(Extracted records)
(begin)
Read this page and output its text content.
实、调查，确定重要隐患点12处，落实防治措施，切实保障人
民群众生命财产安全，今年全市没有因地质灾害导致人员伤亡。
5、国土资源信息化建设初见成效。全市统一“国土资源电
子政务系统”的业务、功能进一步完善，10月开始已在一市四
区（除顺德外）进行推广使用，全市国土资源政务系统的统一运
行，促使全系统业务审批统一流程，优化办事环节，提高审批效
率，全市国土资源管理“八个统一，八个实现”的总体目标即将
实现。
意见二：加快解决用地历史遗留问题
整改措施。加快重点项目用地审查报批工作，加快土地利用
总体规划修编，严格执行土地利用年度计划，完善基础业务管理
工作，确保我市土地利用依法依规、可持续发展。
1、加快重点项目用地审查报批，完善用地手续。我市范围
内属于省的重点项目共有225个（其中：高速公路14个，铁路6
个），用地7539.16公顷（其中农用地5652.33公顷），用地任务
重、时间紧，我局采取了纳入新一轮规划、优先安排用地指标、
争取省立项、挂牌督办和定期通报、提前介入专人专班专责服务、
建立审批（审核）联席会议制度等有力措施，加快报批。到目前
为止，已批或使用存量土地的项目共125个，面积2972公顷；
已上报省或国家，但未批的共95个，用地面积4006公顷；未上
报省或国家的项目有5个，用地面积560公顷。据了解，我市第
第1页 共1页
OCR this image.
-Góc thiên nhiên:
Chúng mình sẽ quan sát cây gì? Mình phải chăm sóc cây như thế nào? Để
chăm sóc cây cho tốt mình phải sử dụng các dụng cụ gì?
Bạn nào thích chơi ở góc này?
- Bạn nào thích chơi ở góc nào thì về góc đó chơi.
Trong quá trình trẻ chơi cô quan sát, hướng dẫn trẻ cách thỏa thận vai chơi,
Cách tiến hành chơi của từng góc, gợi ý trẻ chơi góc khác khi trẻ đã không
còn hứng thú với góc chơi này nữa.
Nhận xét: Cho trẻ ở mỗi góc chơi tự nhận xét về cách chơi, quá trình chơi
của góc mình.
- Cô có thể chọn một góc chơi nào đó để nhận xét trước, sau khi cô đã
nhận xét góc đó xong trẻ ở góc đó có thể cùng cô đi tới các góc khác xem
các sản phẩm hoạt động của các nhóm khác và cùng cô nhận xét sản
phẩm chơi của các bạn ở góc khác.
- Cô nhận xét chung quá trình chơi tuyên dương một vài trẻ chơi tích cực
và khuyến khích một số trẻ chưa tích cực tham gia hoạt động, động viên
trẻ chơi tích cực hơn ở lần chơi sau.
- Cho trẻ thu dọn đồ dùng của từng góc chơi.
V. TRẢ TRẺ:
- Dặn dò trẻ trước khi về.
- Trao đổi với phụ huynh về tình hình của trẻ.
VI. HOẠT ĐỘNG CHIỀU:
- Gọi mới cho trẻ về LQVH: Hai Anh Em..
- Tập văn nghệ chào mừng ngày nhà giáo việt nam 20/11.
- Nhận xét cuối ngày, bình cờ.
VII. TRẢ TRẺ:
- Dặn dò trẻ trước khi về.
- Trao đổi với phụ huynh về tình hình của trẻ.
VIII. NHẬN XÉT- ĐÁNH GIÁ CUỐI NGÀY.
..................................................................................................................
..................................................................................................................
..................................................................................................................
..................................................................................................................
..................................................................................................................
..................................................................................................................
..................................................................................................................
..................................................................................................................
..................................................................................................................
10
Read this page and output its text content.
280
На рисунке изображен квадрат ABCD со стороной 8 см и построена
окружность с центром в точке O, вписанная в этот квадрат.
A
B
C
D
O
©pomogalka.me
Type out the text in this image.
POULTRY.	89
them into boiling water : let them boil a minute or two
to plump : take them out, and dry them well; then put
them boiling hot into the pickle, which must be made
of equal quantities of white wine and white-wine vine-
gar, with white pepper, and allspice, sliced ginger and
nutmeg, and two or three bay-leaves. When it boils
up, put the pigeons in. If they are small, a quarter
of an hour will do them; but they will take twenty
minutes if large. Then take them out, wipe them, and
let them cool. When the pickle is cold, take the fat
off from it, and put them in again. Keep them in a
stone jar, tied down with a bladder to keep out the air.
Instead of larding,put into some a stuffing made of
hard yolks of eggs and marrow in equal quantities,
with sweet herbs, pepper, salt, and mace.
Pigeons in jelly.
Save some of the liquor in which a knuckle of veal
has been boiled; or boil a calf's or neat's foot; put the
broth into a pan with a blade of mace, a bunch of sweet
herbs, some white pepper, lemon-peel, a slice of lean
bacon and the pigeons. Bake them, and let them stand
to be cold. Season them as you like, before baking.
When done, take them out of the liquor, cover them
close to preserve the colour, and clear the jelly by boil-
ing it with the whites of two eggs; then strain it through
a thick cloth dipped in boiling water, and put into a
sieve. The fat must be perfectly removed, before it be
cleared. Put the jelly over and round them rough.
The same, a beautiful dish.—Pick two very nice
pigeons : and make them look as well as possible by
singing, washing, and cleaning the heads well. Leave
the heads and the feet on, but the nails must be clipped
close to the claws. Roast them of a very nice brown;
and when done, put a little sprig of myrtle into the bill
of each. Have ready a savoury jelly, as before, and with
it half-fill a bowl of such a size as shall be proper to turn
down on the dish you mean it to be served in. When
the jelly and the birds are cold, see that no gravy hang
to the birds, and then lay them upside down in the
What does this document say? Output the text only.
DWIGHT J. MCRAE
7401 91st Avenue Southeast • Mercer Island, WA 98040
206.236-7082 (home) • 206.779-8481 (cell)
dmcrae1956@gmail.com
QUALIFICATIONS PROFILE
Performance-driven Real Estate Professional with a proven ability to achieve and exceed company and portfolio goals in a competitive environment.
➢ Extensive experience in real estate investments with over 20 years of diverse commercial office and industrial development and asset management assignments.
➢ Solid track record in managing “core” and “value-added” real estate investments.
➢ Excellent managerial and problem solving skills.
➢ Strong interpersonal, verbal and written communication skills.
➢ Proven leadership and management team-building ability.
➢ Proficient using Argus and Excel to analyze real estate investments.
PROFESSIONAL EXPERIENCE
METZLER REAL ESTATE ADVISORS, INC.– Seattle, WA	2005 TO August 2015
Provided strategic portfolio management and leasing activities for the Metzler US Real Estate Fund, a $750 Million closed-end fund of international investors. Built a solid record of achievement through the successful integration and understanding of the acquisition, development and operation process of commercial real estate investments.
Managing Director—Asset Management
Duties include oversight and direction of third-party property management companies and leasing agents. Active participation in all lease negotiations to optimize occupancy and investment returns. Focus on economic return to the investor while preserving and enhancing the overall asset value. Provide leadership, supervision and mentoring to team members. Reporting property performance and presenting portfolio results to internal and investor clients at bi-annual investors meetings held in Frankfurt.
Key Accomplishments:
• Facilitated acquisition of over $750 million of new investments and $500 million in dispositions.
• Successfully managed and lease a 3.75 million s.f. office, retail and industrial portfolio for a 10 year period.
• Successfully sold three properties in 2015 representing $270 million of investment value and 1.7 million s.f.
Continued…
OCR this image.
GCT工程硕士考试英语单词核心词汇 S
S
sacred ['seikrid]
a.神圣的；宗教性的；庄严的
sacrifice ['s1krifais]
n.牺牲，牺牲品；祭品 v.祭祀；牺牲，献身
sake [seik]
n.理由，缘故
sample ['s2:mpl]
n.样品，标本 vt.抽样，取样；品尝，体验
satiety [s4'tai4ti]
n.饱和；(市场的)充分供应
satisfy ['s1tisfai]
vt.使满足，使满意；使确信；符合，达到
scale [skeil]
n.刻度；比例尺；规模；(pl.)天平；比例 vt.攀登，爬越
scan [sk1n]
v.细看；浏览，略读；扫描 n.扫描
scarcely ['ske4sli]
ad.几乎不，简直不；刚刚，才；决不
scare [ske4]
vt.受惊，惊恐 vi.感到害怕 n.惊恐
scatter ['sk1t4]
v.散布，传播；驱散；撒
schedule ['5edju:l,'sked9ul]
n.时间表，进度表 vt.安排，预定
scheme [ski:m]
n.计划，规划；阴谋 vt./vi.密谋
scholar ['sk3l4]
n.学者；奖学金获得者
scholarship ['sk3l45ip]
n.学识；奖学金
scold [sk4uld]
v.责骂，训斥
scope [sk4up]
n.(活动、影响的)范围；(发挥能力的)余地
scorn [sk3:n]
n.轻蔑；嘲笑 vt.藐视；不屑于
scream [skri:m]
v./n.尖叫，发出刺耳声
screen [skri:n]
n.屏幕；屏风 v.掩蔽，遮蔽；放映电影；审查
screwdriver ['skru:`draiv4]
(end)
Stated problem: Copy out each line in the preceding records that contains "before".

Solution to this exercise:
to be cold. Season them as you like, before baking.
sieve. The fat must be perfectly removed, before it be
of each. Have ready a savoury jelly, as before, and with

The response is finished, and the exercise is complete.